EXERCISE OBJECTIVE:
Could you copy every line of the entries below word for word, omitting the pictures?

• • • • •

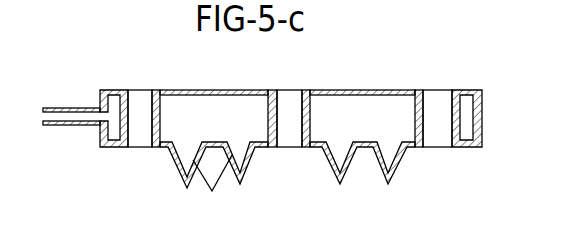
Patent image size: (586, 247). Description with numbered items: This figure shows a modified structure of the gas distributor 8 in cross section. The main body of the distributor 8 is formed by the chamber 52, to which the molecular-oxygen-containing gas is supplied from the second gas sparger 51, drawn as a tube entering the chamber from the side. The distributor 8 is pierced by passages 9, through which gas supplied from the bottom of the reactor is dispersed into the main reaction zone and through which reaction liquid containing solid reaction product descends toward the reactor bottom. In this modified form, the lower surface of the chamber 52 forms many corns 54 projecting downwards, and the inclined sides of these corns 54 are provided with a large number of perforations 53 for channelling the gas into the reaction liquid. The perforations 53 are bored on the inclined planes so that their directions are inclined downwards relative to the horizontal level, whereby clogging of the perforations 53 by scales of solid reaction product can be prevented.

The distributor 8 is at (406, 91).
The passages 9 is at (141, 100).
The second gas sparger 51 is at (58, 127).
The chamber 52 is at (213, 106).
The perforations 53 is at (212, 192).
The corns 54 is at (178, 171).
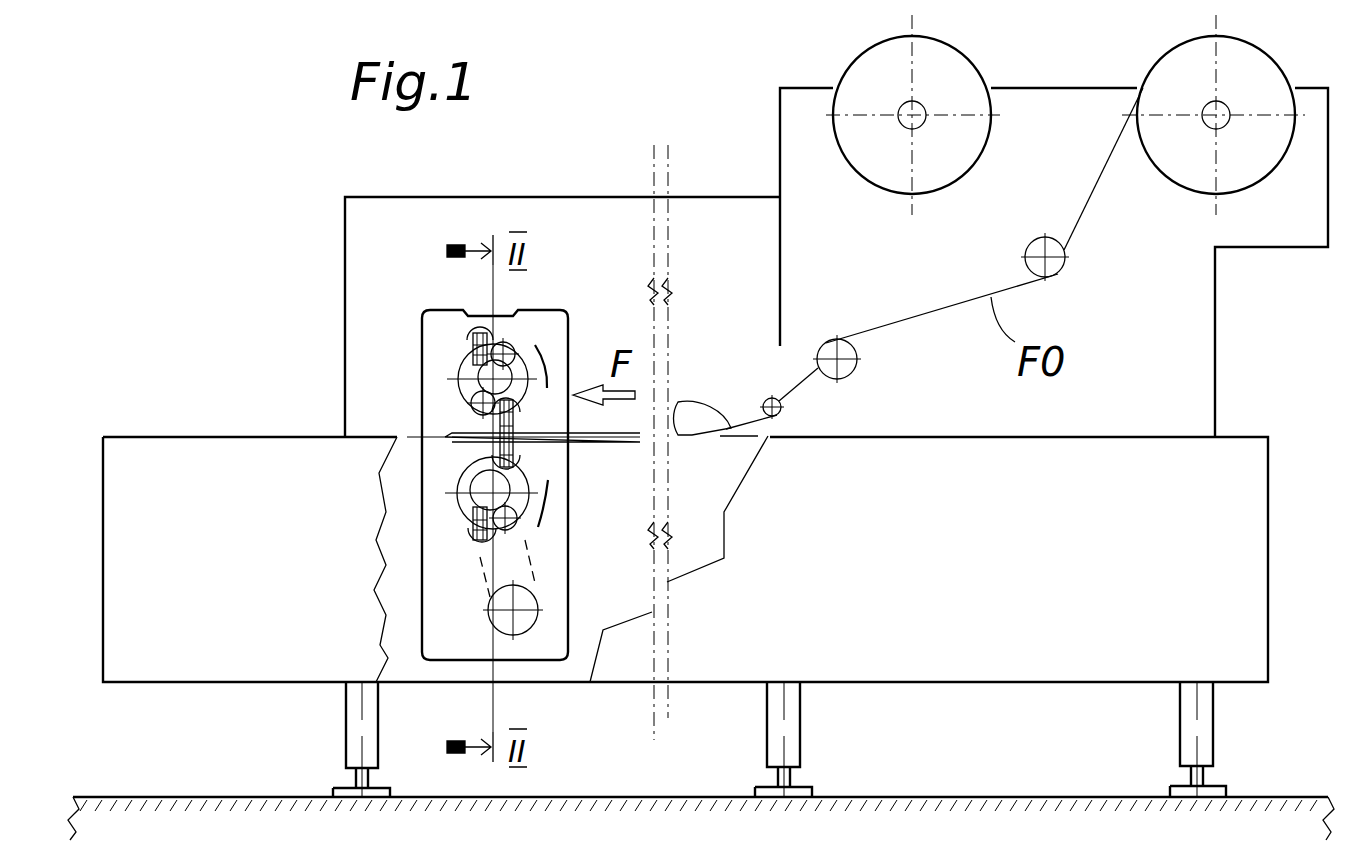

• • • • •

SOLUTION TO THIS PROBLEM:
Patent image size: (586, 247). Description with numbered items: This figure shows a modified structure of the gas distributor 8 in cross section. The main body of the distributor 8 is formed by the chamber 52, to which the molecular-oxygen-containing gas is supplied from the second gas sparger 51, drawn as a tube entering the chamber from the side. The distributor 8 is pierced by passages 9, through which gas supplied from the bottom of the reactor is dispersed into the main reaction zone and through which reaction liquid containing solid reaction product descends toward the reactor bottom. In this modified form, the lower surface of the chamber 52 forms many corns 54 projecting downwards, and the inclined sides of these corns 54 are provided with a large number of perforations 53 for channelling the gas into the reaction liquid. The perforations 53 are bored on the inclined planes so that their directions are inclined downwards relative to the horizontal level, whereby clogging of the perforations 53 by scales of solid reaction product can be prevented.

The distributor 8 is at (406, 91).
The passages 9 is at (141, 100).
The second gas sparger 51 is at (58, 127).
The chamber 52 is at (213, 106).
The perforations 53 is at (212, 192).
The corns 54 is at (178, 171).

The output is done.